• **Exercise description**
Once the pictures are set aside, transcribe the remaining data exactly.
(begin)
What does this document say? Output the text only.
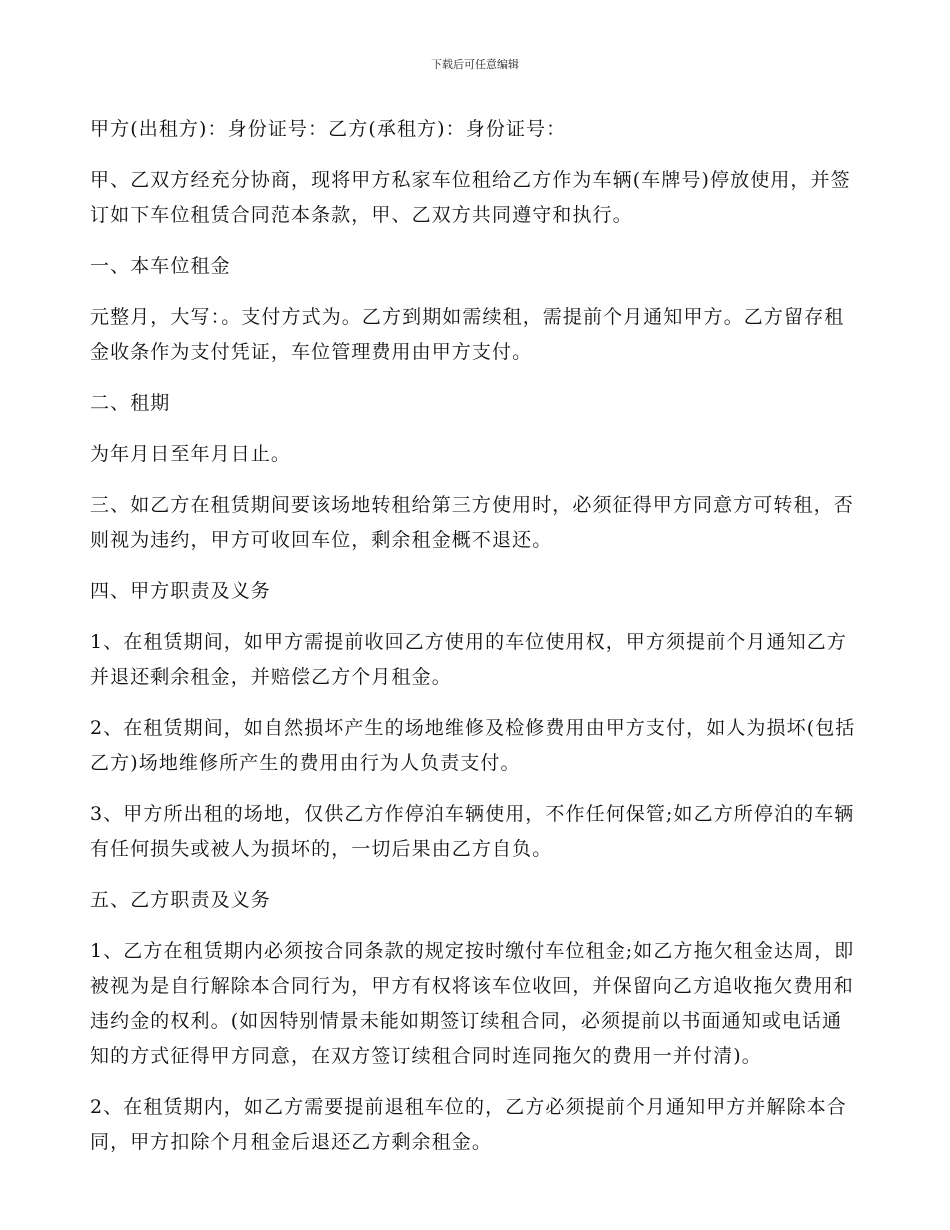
下载后可任意编辑

甲方(出租方)：身份证号：乙方(承租方)：身份证号：

甲、乙双方经充分协商，现将甲方私家车位租给乙方作为车辆(车牌号)停放使用，并签订如下车位租赁合同范本条款，甲、乙双方共同遵守和执行。

一、本车位租金

元整月，大写：。支付方式为。乙方到期如需续租，需提前个月通知甲方。乙方留存租金收条作为支付凭证，车位管理费用由甲方支付。

二、租期

为年月日至年月日止。

三、如乙方在租赁期间要该场地转租给第三方使用时，必须征得甲方同意方可转租，否则视为违约，甲方可收回车位，剩余租金概不退还。

四、甲方职责及义务

1、在租赁期间，如甲方需提前收回乙方使用的车位使用权，甲方须提前个月通知乙方并退还剩余租金，并赔偿乙方个月租金。

2、在租赁期间，如自然损坏产生的场地维修及检修费用由甲方支付，如人为损坏(包括乙方)场地维修所产生的费用由行为人负责支付。

3、甲方所出租的场地，仅供乙方作停泊车辆使用，不作任何保管;如乙方所停泊的车辆有任何损失或被人为损坏的，一切后果由乙方自负。

五、乙方职责及义务

1、乙方在租赁期内必须按合同条款的规定按时缴付车位租金;如乙方拖欠租金达周，即被视为是自行解除本合同行为，甲方有权将该车位收回，并保留向乙方追收拖欠费用和违约金的权利。(如因特别情景未能如期签订续租合同，必须提前以书面通知或电话通知的方式征得甲方同意，在双方签订续租合同时连同拖欠的费用一并付清)。

2、在租赁期内，如乙方需要提前退租车位的，乙方必须提前个月通知甲方并解除本合同，甲方扣除个月租金后退还乙方剩余租金。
(end)
• **Output for this exercise**
What does this document say? Output the text only.
下载后可任意编辑

甲方(出租方)：身份证号：乙方(承租方)：身份证号：

甲、乙双方经充分协商，现将甲方私家车位租给乙方作为车辆(车牌号)停放使用，并签订如下车位租赁合同范本条款，甲、乙双方共同遵守和执行。

一、本车位租金

元整月，大写：。支付方式为。乙方到期如需续租，需提前个月通知甲方。乙方留存租金收条作为支付凭证，车位管理费用由甲方支付。

二、租期

为年月日至年月日止。

三、如乙方在租赁期间要该场地转租给第三方使用时，必须征得甲方同意方可转租，否则视为违约，甲方可收回车位，剩余租金概不退还。

四、甲方职责及义务

1、在租赁期间，如甲方需提前收回乙方使用的车位使用权，甲方须提前个月通知乙方并退还剩余租金，并赔偿乙方个月租金。

2、在租赁期间，如自然损坏产生的场地维修及检修费用由甲方支付，如人为损坏(包括乙方)场地维修所产生的费用由行为人负责支付。

3、甲方所出租的场地，仅供乙方作停泊车辆使用，不作任何保管;如乙方所停泊的车辆有任何损失或被人为损坏的，一切后果由乙方自负。

五、乙方职责及义务

1、乙方在租赁期内必须按合同条款的规定按时缴付车位租金;如乙方拖欠租金达周，即被视为是自行解除本合同行为，甲方有权将该车位收回，并保留向乙方追收拖欠费用和违约金的权利。(如因特别情景未能如期签订续租合同，必须提前以书面通知或电话通知的方式征得甲方同意，在双方签订续租合同时连同拖欠的费用一并付清)。

2、在租赁期内，如乙方需要提前退租车位的，乙方必须提前个月通知甲方并解除本合同，甲方扣除个月租金后退还乙方剩余租金。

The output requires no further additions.